Material for this exercise:
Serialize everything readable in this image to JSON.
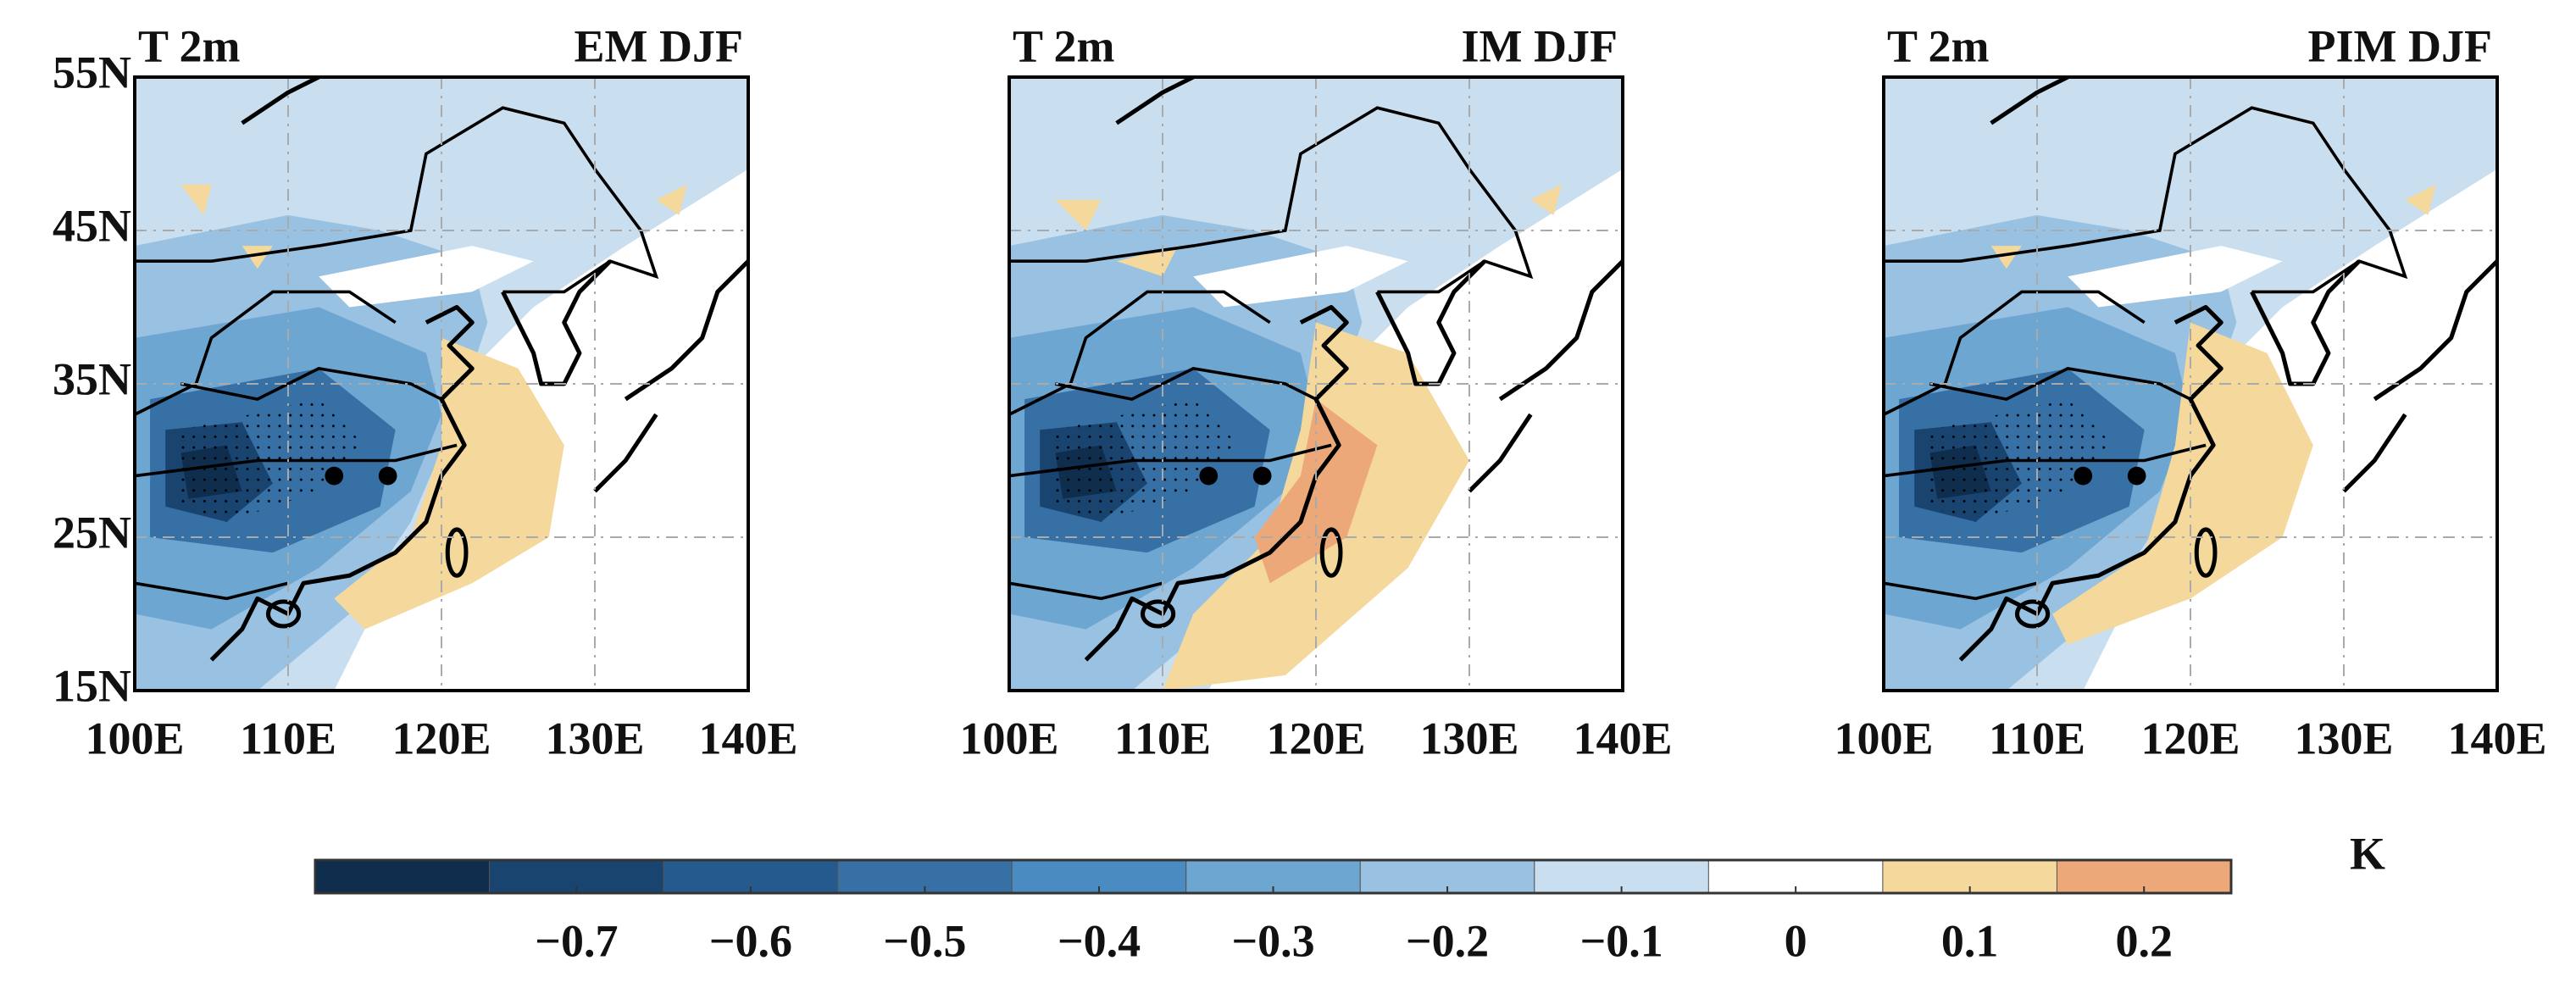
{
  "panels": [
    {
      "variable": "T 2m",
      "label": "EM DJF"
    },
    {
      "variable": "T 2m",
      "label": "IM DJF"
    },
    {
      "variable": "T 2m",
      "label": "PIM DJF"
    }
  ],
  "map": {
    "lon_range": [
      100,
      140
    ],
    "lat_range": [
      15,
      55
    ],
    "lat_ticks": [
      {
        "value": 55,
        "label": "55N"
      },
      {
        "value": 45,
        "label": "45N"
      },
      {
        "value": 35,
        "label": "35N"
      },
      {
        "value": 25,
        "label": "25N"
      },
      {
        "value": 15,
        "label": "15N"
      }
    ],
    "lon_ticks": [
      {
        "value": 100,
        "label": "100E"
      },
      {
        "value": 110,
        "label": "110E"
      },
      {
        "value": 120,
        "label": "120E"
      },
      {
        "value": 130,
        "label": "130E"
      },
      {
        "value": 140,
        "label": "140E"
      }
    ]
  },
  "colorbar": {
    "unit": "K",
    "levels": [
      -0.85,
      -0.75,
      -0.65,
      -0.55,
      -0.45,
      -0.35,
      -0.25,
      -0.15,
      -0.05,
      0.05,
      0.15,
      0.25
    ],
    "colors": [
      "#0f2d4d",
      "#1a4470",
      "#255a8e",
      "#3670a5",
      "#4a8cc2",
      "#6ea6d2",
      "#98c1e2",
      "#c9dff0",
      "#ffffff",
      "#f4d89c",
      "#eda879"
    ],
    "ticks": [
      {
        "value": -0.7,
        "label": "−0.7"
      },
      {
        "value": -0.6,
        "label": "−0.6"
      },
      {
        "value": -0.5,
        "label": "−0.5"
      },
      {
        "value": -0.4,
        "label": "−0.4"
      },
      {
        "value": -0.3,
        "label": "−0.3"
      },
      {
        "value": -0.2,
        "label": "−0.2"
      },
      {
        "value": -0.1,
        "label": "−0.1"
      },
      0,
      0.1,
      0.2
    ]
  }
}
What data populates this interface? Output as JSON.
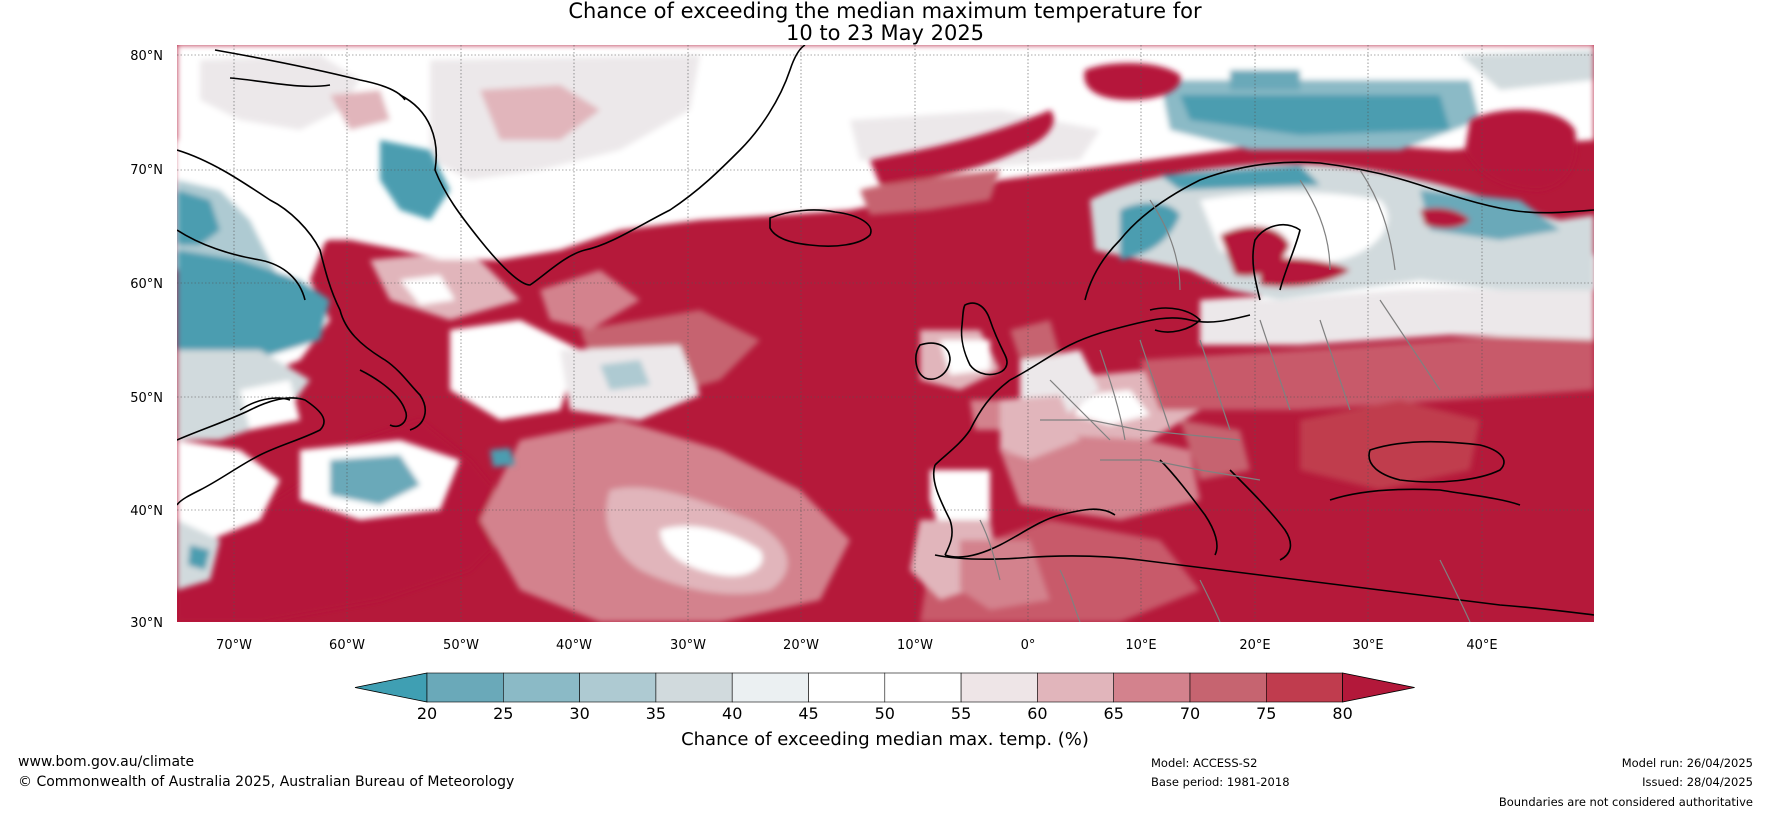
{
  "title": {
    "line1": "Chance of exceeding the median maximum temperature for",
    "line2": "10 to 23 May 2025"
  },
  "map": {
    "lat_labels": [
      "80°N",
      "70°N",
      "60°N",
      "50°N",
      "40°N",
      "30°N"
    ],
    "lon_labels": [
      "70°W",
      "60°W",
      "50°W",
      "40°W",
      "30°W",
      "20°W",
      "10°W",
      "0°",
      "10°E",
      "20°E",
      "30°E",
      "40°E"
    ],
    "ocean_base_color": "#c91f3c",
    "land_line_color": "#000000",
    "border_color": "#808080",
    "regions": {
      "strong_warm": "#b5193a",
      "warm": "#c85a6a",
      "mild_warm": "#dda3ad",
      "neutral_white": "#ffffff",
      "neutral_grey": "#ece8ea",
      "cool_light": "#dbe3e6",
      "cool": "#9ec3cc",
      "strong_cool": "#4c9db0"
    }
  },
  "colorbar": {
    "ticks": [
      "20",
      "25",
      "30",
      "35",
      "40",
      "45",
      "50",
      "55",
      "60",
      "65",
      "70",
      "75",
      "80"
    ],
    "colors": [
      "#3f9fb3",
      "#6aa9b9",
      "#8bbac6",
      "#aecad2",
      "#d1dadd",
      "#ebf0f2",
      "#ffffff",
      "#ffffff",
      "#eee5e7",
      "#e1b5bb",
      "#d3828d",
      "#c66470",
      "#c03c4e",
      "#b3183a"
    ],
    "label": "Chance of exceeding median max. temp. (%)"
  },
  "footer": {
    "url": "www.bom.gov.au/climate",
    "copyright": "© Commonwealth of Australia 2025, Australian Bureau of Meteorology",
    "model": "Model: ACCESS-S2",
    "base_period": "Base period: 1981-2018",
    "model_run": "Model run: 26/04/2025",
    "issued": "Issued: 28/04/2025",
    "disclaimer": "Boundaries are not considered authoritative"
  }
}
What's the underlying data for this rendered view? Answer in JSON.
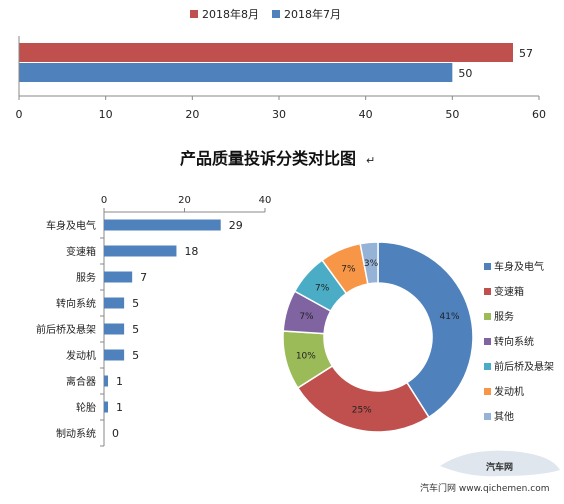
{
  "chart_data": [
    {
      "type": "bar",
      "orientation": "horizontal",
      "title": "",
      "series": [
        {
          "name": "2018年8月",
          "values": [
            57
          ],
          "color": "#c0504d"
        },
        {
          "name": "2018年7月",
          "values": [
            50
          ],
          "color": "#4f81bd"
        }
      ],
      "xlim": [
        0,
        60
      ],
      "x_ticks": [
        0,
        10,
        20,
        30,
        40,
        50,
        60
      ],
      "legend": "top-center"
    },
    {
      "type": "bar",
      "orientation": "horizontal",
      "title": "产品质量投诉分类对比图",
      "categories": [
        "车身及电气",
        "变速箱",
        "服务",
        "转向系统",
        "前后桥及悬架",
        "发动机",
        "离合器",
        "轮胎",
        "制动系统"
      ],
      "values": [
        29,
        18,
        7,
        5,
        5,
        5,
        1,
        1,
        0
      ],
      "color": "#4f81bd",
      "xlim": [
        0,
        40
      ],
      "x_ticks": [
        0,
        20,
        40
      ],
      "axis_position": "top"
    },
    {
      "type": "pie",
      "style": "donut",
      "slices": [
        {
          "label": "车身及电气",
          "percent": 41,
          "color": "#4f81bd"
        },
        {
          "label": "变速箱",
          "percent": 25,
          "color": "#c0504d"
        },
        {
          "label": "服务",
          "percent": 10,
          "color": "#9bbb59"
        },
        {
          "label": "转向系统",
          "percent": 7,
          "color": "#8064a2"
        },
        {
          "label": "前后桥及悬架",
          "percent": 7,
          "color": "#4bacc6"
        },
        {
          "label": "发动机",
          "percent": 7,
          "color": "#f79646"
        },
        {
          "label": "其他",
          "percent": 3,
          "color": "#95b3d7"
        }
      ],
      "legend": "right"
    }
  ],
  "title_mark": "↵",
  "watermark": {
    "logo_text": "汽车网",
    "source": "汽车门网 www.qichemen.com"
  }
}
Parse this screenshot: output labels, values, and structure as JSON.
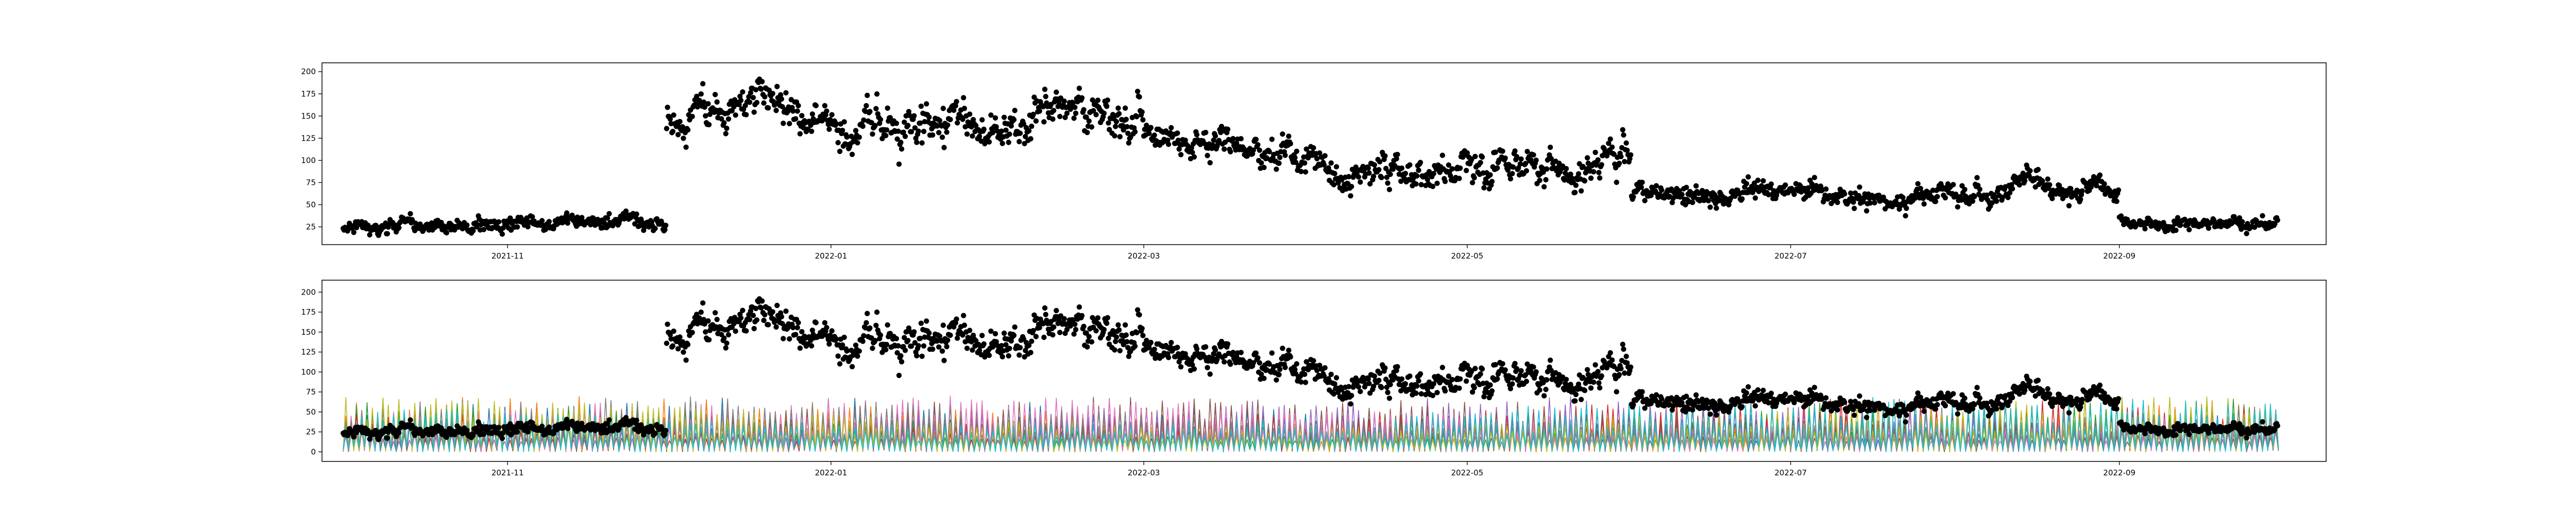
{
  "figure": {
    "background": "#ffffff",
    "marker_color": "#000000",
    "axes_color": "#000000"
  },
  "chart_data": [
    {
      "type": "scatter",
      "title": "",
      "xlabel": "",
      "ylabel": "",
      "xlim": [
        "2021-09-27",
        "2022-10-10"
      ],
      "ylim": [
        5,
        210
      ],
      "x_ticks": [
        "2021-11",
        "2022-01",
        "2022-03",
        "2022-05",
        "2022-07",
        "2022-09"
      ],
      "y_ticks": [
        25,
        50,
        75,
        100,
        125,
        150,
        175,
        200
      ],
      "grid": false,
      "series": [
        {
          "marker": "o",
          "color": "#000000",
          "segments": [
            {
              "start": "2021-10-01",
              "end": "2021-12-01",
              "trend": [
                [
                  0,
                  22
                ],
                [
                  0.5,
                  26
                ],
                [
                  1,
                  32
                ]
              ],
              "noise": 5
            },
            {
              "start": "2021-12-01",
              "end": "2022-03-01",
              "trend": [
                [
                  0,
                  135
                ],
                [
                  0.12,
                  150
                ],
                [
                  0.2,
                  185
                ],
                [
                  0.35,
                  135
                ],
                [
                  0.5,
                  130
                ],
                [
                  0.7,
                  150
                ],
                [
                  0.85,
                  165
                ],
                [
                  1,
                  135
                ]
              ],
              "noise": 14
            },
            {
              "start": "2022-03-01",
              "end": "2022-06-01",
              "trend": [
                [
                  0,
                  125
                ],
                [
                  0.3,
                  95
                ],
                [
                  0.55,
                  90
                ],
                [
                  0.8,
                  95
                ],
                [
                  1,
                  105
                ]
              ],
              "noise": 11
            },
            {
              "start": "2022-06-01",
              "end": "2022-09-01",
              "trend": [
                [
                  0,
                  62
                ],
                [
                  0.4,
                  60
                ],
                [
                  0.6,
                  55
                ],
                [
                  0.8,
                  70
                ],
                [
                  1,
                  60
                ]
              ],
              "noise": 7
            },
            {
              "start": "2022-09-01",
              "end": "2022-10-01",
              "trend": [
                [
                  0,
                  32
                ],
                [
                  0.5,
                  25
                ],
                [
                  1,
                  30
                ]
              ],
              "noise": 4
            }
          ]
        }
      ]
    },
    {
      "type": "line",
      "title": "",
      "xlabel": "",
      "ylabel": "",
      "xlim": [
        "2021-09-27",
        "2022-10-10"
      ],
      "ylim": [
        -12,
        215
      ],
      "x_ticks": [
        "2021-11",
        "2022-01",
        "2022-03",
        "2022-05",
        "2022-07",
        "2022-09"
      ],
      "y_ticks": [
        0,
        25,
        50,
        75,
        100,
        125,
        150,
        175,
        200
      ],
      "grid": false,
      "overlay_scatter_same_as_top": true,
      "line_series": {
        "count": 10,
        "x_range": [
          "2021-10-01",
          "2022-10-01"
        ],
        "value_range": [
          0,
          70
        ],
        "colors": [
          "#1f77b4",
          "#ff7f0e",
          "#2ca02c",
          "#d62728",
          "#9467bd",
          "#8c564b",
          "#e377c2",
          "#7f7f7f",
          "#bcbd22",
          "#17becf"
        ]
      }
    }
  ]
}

What the task requires: Pull out all lines of the data with the string "exceeding".

Result for this exercise:
    "line1": "Chance of exceeding the median maximum temperature for",
    "label": "Chance of exceeding median max. temp. (%)"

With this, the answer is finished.